> _Extracted text_:
——————————

Cross Validation Training/Validation Splits with Characters/Factor Columns

Designed to handle cross-validation on models like randomForest, ranger, glmnet, etc., where the model matrix of newdata must match eactly the model matrix of the training dataset, this function intends to answer the need "The training datasets need to have every level of every discrete-type column that appears in the data."

Usage

cv_character_and_factors_schema(
  data,
  n_folds = 5,
  cv_sl_mode = TRUE,
  check_validation_datasets_too = TRUE
)

Arguments

data: Data to use in training a `super_learner`.
n_folds: The number of cross-validation folds to use in constructing the `super_learner`.
cv_sl_mode: A binary (default: TRUE) indicator for if the output training/validation data lists will be used inside another `super_learner` call. If so, then the training data needs to have every level appear at least twice so that the data can be put into further training/validation splits.
check_validation_datasets_too: Enforce that the validation datasets produced also have every level of every character / factor type column present. This is particularly useful for learners like `glmnet` which require that the `newx` have the exact same shape/structure as the training data, down to binary indicators for every level that appears.

Value

A list of two lists ($training_data and $validation_data) which are each lists of length n_folds. In each of those entries is a data.frame that contains the nth training or validation fold of the data.

a named list of two lists, each being a list of `n_folds` data frames.

Details

The fundamental idea is to check if the unique levels of character and/or factor columns are represented in every training dataset.

Above and beyond this, this function is designed to support cv_super_learner, which inherently involves two layers of cross-validation. As a result, more stringent conditions are specified when the `cv_sl_mode` is enabled. For convenience this mode is enabled by default

Examples


if (FALSE) { # \dontrun{
require(palmerpenguins)
training_validation_splits <- cv_character_and_factors_schema(
  palmerpenguins::penguins)

# we can see the population breakdown across all the training
# splits:
sapply(training_validation_splits$training_data, function(df) {
  table(df$species)
  })
# notably, none of them are empty! this is crucial for certain
# types of learning algorithms that must see all levels appear in the
# training data, like random forests.

# certain models like glmnet require that the prediction dataset
# newx have the _exact_ same shape as the training data, so it
# can be important that every level appears in the validation data
# as well.  check that by looking into these types of tables:
sapply(training_validation_splits$validation_data, function(df) {
  table(df$species)
  })

# if you don't need this level of stringency, but you just want
# to make cv_splits where every level appears in the training_data,
# you can do so using the check_validation_datasets_too = FALSE
# argument.
penguins_small <- palmerpenguins::penguins[c(1:3, 154:156, 277:279), ]
penguins_small <- penguins_small[complete.cases(penguins_small),]

training_validation_splits <- cv_character_and_factors_schema(
  penguins_small,
  cv_sl_mode = FALSE,
  n_folds = 5,
  check_validation_datasets_too = FALSE)

sapply(training_validation_splits$training_data, function(df) {
  table(df$species)
  })

# now you can see plenty of non-appearing levels in the validation data:
sapply(training_validation_splits$validation_data, function(df) {
  table(df$species)
  })
} # }

——————————

> _Material shown_:
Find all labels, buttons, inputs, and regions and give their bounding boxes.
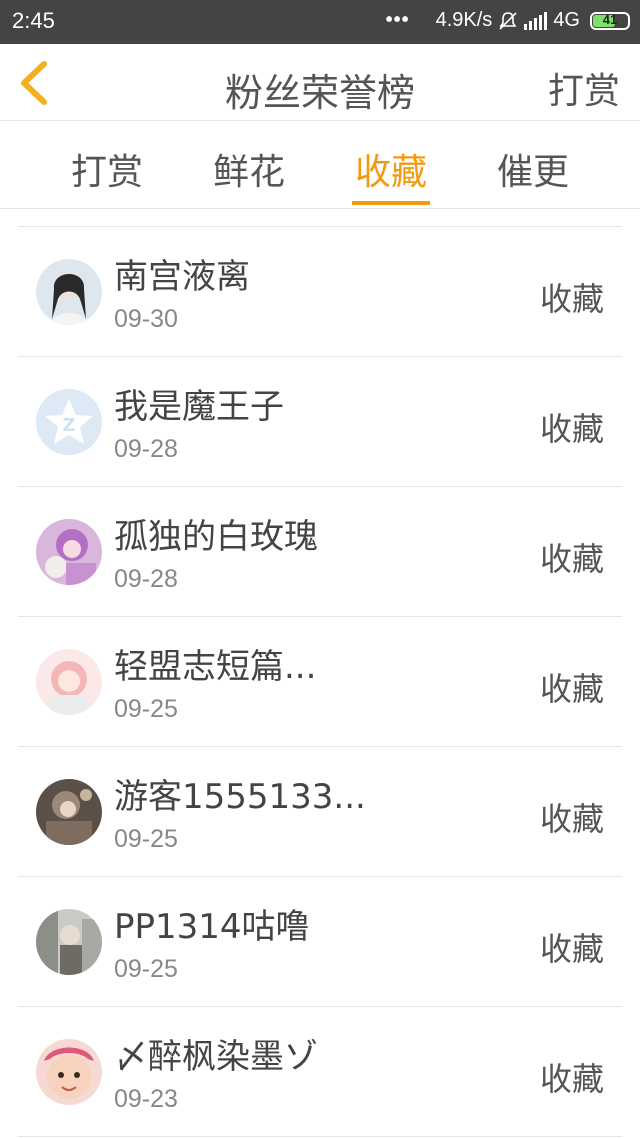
- tab-flowers[interactable]: 鲜花: [199, 143, 299, 195]
- tab-favorites[interactable]: 收藏: [341, 143, 441, 195]
- status-time: 2:45: [12, 8, 55, 33]
- avatar: [36, 779, 102, 845]
- user-name: 孤独的白玫瑰: [114, 517, 318, 557]
- tab-update-urge[interactable]: 催更: [483, 143, 583, 195]
- user-name: 游客1555133...: [114, 777, 366, 817]
- item-date: 09-25: [114, 695, 178, 723]
- user-name: 〆醉枫染墨ゾ: [114, 1037, 318, 1077]
- item-date: 09-30: [114, 305, 178, 333]
- avatar: [36, 1039, 102, 1105]
- avatar-default-icon: Z: [36, 389, 102, 455]
- list-item[interactable]: PP1314咕噜 09-25 收藏: [18, 877, 622, 1007]
- item-date: 09-28: [114, 565, 178, 593]
- status-bar: 2:45 ••• 4.9K/s 4G 41: [0, 0, 640, 44]
- item-date: 09-28: [114, 435, 178, 463]
- svg-text:Z: Z: [62, 415, 75, 436]
- fan-list: 南宫液离 09-30 收藏 Z 我是魔王子 09-28 收藏 孤独的白玫瑰 09…: [18, 226, 622, 1137]
- signal-icon: [524, 11, 548, 30]
- user-name: PP1314咕噜: [114, 907, 310, 947]
- bell-muted-icon: [499, 11, 517, 30]
- action-label: 收藏: [539, 800, 604, 838]
- item-date: 09-25: [114, 825, 178, 853]
- tab-reward[interactable]: 打赏: [57, 143, 157, 195]
- user-name: 南宫液离: [114, 257, 250, 297]
- action-label: 收藏: [539, 410, 604, 448]
- battery-level: 41: [602, 11, 618, 27]
- list-item[interactable]: 轻盟志短篇... 09-25 收藏: [18, 617, 622, 747]
- action-label: 收藏: [539, 1060, 604, 1098]
- avatar: [36, 519, 102, 585]
- more-dots: •••: [385, 9, 410, 31]
- list-item[interactable]: 南宫液离 09-30 收藏: [18, 227, 622, 357]
- avatar: [36, 649, 102, 715]
- tab-bar: 打赏 鲜花 收藏 催更: [0, 121, 640, 209]
- active-tab-indicator: [352, 201, 430, 205]
- reward-button[interactable]: 打赏: [548, 62, 620, 114]
- network-speed: 4.9K/s: [435, 9, 493, 31]
- item-date: 09-25: [114, 955, 178, 983]
- status-indicators: ••• 4.9K/s 4G 41: [386, 9, 630, 32]
- action-label: 收藏: [539, 280, 604, 318]
- list-item[interactable]: Z 我是魔王子 09-28 收藏: [18, 357, 622, 487]
- page-title: 粉丝荣誉榜: [224, 71, 415, 115]
- list-item[interactable]: 孤独的白玫瑰 09-28 收藏: [18, 487, 622, 617]
- user-name: 轻盟志短篇...: [114, 647, 317, 687]
- action-label: 收藏: [539, 670, 604, 708]
- item-date: 09-23: [114, 1085, 178, 1113]
- action-label: 收藏: [539, 540, 604, 578]
- user-name: 我是魔王子: [114, 387, 284, 427]
- action-label: 收藏: [539, 930, 604, 968]
- list-item[interactable]: 游客1555133... 09-25 收藏: [18, 747, 622, 877]
- list-item[interactable]: 〆醉枫染墨ゾ 09-23 收藏: [18, 1007, 622, 1137]
- battery-icon: 41: [590, 11, 630, 30]
- avatar: [36, 909, 102, 975]
- title-bar: 粉丝荣誉榜 打赏: [0, 44, 640, 121]
- avatar: [36, 259, 102, 325]
- network-type: 4G: [553, 9, 580, 31]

——————————

> _Work to do_:
A – Condense the paragraph in the cross-validation documentation that begins "Above and beyond this" into a short bulleted list that keeps its main facts.
B – Reproduce the passage from the cross-validation documentation starting at "cv_sl_mode: A binary" and ending at "level that appears.".
C – Translate this sentence from the cross-validation documentation into Spanish: "The fundamental idea is to check if the unique levels of character and/or factor columns are represented in every training dataset."
The entries come from a different source than the cross-validation documentation.

> _Answers to the exercises_:
A –
- The function is designed to support cv_super_learner.
- cv_super_learner involves two layers of cross-validation.
- So the function applies more stringent conditions when `cv_sl_mode` is enabled.
- This mode is enabled by default.

B –
cv_sl_mode: A binary (default: TRUE) indicator for if the output training/validation data lists will be used inside another `super_learner` call. If so, then the training data needs to have every level appear at least twice so that the data can be put into further training/validation splits.
check_validation_datasets_too: Enforce that the validation datasets produced also have every level of every character / factor type column present. This is particularly useful for learners like `glmnet` which require that the `newx` have the exact same shape/structure as the training data, down to binary indicators for every level that appears.

C – La idea fundamental es comprobar si los niveles únicos de las columnas de tipo carácter y/o factor están representados en cada conjunto de datos de entrenamiento.